EXERCISE. Copy out all of the material, matching it word for word.

SUPPLIED MATERIAL.
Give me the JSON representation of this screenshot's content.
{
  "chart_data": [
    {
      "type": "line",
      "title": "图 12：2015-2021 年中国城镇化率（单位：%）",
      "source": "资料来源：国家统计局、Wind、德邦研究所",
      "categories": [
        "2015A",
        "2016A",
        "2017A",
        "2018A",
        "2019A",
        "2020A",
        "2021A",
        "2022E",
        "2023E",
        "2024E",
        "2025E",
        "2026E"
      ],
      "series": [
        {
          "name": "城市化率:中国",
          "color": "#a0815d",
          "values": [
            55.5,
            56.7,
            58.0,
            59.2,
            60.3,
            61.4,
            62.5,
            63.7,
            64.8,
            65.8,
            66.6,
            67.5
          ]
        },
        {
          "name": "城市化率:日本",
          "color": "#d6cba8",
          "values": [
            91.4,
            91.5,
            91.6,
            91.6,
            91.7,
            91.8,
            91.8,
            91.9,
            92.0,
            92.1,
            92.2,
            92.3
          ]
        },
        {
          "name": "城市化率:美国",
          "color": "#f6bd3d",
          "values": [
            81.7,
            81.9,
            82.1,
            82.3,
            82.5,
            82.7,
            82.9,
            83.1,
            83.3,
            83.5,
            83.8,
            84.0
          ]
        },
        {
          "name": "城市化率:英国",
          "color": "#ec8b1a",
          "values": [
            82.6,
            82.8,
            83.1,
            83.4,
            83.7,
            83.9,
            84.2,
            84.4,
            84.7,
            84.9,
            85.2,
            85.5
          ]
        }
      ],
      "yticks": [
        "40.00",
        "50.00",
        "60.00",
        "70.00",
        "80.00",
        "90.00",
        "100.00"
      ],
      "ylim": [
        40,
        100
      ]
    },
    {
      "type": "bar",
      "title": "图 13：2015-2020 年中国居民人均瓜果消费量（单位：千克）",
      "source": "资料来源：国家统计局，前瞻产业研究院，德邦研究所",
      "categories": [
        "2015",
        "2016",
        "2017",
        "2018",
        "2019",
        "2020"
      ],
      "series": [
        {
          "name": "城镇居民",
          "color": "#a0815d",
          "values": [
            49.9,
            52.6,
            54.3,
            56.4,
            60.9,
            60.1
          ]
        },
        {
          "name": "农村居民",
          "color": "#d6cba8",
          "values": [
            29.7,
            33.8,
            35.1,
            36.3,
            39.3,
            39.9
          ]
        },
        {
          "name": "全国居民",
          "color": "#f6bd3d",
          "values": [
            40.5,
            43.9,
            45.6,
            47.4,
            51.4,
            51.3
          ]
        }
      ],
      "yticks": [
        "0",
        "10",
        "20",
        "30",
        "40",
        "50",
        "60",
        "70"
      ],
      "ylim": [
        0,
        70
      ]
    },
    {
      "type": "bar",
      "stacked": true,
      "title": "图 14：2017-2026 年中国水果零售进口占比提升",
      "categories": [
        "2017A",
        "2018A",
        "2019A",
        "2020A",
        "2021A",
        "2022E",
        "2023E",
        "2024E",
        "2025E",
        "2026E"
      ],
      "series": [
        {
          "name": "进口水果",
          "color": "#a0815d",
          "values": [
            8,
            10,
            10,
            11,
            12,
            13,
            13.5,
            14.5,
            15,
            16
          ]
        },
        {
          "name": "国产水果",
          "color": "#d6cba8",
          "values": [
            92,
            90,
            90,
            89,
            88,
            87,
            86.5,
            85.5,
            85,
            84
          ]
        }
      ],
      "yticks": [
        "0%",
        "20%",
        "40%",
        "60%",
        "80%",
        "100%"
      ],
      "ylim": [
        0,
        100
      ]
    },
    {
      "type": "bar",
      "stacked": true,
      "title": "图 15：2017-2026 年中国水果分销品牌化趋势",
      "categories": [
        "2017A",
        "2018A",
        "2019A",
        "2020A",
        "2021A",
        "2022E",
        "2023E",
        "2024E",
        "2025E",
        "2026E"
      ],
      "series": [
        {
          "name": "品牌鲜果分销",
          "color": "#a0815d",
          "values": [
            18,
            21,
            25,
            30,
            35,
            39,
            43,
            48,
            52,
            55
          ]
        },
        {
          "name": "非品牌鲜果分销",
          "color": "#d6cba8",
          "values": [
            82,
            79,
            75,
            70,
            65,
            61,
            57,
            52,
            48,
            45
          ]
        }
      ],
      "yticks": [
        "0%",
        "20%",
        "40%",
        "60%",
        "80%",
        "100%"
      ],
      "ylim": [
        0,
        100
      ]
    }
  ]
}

WRITTEN REPLY.
Give me the JSON representation of this screenshot's content.
{
  "chart_data": [
    {
      "type": "line",
      "title": "图 12：2015-2021 年中国城镇化率（单位：%）",
      "source": "资料来源：国家统计局、Wind、德邦研究所",
      "categories": [
        "2015A",
        "2016A",
        "2017A",
        "2018A",
        "2019A",
        "2020A",
        "2021A",
        "2022E",
        "2023E",
        "2024E",
        "2025E",
        "2026E"
      ],
      "series": [
        {
          "name": "城市化率:中国",
          "color": "#a0815d",
          "values": [
            55.5,
            56.7,
            58.0,
            59.2,
            60.3,
            61.4,
            62.5,
            63.7,
            64.8,
            65.8,
            66.6,
            67.5
          ]
        },
        {
          "name": "城市化率:日本",
          "color": "#d6cba8",
          "values": [
            91.4,
            91.5,
            91.6,
            91.6,
            91.7,
            91.8,
            91.8,
            91.9,
            92.0,
            92.1,
            92.2,
            92.3
          ]
        },
        {
          "name": "城市化率:美国",
          "color": "#f6bd3d",
          "values": [
            81.7,
            81.9,
            82.1,
            82.3,
            82.5,
            82.7,
            82.9,
            83.1,
            83.3,
            83.5,
            83.8,
            84.0
          ]
        },
        {
          "name": "城市化率:英国",
          "color": "#ec8b1a",
          "values": [
            82.6,
            82.8,
            83.1,
            83.4,
            83.7,
            83.9,
            84.2,
            84.4,
            84.7,
            84.9,
            85.2,
            85.5
          ]
        }
      ],
      "yticks": [
        "40.00",
        "50.00",
        "60.00",
        "70.00",
        "80.00",
        "90.00",
        "100.00"
      ],
      "ylim": [
        40,
        100
      ]
    },
    {
      "type": "bar",
      "title": "图 13：2015-2020 年中国居民人均瓜果消费量（单位：千克）",
      "source": "资料来源：国家统计局，前瞻产业研究院，德邦研究所",
      "categories": [
        "2015",
        "2016",
        "2017",
        "2018",
        "2019",
        "2020"
      ],
      "series": [
        {
          "name": "城镇居民",
          "color": "#a0815d",
          "values": [
            49.9,
            52.6,
            54.3,
            56.4,
            60.9,
            60.1
          ]
        },
        {
          "name": "农村居民",
          "color": "#d6cba8",
          "values": [
            29.7,
            33.8,
            35.1,
            36.3,
            39.3,
            39.9
          ]
        },
        {
          "name": "全国居民",
          "color": "#f6bd3d",
          "values": [
            40.5,
            43.9,
            45.6,
            47.4,
            51.4,
            51.3
          ]
        }
      ],
      "yticks": [
        "0",
        "10",
        "20",
        "30",
        "40",
        "50",
        "60",
        "70"
      ],
      "ylim": [
        0,
        70
      ]
    },
    {
      "type": "bar",
      "stacked": true,
      "title": "图 14：2017-2026 年中国水果零售进口占比提升",
      "categories": [
        "2017A",
        "2018A",
        "2019A",
        "2020A",
        "2021A",
        "2022E",
        "2023E",
        "2024E",
        "2025E",
        "2026E"
      ],
      "series": [
        {
          "name": "进口水果",
          "color": "#a0815d",
          "values": [
            8,
            10,
            10,
            11,
            12,
            13,
            13.5,
            14.5,
            15,
            16
          ]
        },
        {
          "name": "国产水果",
          "color": "#d6cba8",
          "values": [
            92,
            90,
            90,
            89,
            88,
            87,
            86.5,
            85.5,
            85,
            84
          ]
        }
      ],
      "yticks": [
        "0%",
        "20%",
        "40%",
        "60%",
        "80%",
        "100%"
      ],
      "ylim": [
        0,
        100
      ]
    },
    {
      "type": "bar",
      "stacked": true,
      "title": "图 15：2017-2026 年中国水果分销品牌化趋势",
      "categories": [
        "2017A",
        "2018A",
        "2019A",
        "2020A",
        "2021A",
        "2022E",
        "2023E",
        "2024E",
        "2025E",
        "2026E"
      ],
      "series": [
        {
          "name": "品牌鲜果分销",
          "color": "#a0815d",
          "values": [
            18,
            21,
            25,
            30,
            35,
            39,
            43,
            48,
            52,
            55
          ]
        },
        {
          "name": "非品牌鲜果分销",
          "color": "#d6cba8",
          "values": [
            82,
            79,
            75,
            70,
            65,
            61,
            57,
            52,
            48,
            45
          ]
        }
      ],
      "yticks": [
        "0%",
        "20%",
        "40%",
        "60%",
        "80%",
        "100%"
      ],
      "ylim": [
        0,
        100
      ]
    }
  ]
}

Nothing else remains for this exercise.